### THE TASK
Which lines in the records below contain the word "choses"? Copy each of them.
Start SOURCE RECORDS
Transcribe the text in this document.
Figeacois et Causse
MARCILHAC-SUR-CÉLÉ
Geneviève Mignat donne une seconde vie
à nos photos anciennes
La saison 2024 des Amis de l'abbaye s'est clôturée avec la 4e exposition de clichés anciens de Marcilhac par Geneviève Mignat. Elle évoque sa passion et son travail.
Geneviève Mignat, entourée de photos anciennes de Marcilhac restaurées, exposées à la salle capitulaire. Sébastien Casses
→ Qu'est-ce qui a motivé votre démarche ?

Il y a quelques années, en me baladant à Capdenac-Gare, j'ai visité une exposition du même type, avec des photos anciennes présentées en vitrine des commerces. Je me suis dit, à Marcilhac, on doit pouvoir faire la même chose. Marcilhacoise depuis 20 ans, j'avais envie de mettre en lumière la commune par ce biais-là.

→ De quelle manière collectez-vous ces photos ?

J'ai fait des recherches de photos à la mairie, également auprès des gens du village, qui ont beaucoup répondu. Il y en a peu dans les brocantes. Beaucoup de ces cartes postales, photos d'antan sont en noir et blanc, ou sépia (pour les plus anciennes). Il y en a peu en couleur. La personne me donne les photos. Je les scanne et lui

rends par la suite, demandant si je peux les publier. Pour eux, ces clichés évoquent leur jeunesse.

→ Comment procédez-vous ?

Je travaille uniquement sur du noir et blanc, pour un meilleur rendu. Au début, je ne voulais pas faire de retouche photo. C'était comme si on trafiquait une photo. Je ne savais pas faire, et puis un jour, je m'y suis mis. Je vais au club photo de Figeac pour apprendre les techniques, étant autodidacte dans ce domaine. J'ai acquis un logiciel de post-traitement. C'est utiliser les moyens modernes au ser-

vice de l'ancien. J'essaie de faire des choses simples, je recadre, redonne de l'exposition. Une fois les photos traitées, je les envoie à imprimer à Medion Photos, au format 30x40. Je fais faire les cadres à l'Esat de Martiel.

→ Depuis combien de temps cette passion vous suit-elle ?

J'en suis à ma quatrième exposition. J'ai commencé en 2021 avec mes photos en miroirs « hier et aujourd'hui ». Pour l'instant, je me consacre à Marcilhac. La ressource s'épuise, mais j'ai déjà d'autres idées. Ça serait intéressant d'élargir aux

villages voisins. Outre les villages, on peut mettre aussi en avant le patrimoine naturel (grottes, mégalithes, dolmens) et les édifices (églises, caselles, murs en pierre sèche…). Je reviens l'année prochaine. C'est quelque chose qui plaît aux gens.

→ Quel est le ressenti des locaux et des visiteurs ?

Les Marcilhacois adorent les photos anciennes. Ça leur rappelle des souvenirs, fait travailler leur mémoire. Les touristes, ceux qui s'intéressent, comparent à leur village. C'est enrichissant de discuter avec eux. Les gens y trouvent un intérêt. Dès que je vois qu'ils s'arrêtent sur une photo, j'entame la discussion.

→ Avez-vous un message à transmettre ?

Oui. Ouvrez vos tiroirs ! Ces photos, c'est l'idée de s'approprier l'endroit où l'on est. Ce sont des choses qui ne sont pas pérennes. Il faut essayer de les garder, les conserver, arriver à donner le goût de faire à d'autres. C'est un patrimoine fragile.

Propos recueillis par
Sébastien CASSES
End SOURCE RECORDS
Start SOURCE RECORDS
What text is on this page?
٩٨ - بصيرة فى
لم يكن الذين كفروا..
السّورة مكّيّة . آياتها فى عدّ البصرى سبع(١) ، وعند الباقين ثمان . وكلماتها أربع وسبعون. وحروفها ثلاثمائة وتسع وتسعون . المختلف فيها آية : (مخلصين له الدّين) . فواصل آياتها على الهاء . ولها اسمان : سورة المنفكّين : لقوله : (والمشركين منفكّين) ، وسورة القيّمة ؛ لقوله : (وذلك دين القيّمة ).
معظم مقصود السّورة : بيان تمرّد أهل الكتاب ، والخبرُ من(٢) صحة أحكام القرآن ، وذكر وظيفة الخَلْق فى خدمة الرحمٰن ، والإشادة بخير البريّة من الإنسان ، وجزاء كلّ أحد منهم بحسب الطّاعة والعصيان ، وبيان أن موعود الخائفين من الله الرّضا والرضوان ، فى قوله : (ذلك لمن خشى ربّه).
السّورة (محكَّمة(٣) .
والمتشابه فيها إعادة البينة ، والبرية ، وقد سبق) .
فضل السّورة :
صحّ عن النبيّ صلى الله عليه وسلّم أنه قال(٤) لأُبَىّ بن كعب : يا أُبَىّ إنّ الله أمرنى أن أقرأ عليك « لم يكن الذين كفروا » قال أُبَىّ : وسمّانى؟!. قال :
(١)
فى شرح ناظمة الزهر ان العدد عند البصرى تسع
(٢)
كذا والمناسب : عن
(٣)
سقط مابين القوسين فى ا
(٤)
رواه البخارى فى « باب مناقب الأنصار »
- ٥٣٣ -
End SOURCE RECORDS
### THE ANSWER
vice de l'ancien. J'essaie de faire des choses simples, je recadre, redonne de l'exposition. Une fois les photos traitées, je les envoie à imprimer à Medion Photos, au format 30x40. Je fais faire les cadres à l'Esat de Martiel.
Oui. Ouvrez vos tiroirs ! Ces photos, c'est l'idée de s'approprier l'endroit où l'on est. Ce sont des choses qui ne sont pas pérennes. Il faut essayer de les garder, les conserver, arriver à donner le goût de faire à d'autres. C'est un patrimoine fragile.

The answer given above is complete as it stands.